■ **EXERCISE**: In the entries below, identify every line with the string "stakeholders" and copy it.

■ **TASK INPUTS**:
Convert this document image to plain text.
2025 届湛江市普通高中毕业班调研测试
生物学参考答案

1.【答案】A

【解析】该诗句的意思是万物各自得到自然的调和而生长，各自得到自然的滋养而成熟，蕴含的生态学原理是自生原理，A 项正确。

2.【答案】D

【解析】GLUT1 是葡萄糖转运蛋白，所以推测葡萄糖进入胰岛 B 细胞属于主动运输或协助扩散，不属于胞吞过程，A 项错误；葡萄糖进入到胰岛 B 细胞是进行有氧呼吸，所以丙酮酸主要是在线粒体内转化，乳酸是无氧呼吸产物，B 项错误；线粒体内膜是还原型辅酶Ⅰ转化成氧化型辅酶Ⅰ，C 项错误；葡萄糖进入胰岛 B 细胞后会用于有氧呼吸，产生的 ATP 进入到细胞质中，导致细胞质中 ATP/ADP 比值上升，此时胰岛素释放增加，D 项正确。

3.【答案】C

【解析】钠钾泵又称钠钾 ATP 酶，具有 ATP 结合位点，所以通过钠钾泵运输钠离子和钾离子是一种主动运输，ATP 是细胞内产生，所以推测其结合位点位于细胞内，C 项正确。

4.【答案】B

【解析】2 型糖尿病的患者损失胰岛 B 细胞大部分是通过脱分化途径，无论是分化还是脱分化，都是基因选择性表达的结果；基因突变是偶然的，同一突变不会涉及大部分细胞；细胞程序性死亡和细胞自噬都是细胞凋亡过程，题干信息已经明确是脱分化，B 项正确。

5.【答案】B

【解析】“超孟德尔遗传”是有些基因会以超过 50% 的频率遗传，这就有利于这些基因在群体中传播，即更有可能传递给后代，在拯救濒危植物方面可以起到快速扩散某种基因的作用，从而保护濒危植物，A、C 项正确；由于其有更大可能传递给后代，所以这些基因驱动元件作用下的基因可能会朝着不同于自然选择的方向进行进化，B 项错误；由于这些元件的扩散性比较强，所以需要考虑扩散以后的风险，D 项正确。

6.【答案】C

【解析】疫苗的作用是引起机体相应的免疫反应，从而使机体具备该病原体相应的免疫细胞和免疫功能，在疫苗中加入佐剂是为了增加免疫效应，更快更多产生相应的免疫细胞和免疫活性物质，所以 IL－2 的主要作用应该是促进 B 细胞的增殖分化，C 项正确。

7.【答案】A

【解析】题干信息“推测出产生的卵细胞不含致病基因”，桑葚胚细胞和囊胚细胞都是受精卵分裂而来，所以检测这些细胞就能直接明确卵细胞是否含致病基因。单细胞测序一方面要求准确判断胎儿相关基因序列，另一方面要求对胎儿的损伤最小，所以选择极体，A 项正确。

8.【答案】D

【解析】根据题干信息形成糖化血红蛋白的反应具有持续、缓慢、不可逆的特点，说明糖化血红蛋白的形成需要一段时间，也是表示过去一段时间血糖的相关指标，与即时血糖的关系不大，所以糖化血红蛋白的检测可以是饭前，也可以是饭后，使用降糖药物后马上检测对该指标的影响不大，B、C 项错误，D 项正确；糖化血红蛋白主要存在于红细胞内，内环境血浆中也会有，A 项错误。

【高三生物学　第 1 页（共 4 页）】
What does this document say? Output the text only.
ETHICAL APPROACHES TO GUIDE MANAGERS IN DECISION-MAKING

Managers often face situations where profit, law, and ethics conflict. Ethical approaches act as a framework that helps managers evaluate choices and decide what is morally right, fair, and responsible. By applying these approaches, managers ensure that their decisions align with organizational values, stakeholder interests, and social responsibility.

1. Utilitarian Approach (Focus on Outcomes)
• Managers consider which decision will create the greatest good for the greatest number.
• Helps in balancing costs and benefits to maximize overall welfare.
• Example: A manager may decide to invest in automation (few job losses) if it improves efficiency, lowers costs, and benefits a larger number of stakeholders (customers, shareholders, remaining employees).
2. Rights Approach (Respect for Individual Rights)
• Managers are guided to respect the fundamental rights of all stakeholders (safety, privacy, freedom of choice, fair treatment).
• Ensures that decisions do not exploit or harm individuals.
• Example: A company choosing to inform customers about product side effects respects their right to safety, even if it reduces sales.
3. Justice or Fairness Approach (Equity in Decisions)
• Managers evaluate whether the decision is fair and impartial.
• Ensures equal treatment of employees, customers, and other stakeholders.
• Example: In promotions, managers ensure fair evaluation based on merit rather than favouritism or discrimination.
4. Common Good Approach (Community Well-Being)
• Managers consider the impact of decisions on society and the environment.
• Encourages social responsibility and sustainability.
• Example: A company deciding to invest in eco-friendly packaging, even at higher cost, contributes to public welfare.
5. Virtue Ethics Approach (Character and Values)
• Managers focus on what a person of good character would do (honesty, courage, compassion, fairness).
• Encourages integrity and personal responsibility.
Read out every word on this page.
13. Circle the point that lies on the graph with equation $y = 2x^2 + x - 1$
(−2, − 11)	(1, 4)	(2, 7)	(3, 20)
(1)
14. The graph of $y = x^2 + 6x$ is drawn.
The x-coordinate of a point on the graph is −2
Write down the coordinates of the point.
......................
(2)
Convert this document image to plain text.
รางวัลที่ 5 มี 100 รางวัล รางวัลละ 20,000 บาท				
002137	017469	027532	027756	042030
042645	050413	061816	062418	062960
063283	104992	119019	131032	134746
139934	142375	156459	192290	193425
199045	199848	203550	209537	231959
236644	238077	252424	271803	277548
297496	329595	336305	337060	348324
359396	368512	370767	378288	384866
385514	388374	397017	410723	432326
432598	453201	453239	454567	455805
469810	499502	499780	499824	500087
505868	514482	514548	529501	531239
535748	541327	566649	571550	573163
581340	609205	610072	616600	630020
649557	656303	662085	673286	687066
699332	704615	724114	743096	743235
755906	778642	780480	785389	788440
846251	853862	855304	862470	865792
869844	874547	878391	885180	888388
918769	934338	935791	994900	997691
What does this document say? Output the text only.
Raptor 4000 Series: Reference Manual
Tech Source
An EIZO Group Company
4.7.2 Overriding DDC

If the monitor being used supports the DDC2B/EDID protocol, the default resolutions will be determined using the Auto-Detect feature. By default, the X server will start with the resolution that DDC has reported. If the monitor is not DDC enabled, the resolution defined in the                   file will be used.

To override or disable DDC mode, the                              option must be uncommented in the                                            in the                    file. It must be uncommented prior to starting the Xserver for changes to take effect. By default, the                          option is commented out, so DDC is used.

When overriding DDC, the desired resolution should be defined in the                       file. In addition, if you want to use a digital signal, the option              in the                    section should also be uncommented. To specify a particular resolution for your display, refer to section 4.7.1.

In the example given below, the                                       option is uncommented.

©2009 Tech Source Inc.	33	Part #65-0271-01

■ **THE OUTPUT**:
• Example: A manager may decide to invest in automation (few job losses) if it improves efficiency, lowers costs, and benefits a larger number of stakeholders (customers, shareholders, remaining employees).
• Managers are guided to respect the fundamental rights of all stakeholders (safety, privacy, freedom of choice, fair treatment).
• Ensures equal treatment of employees, customers, and other stakeholders.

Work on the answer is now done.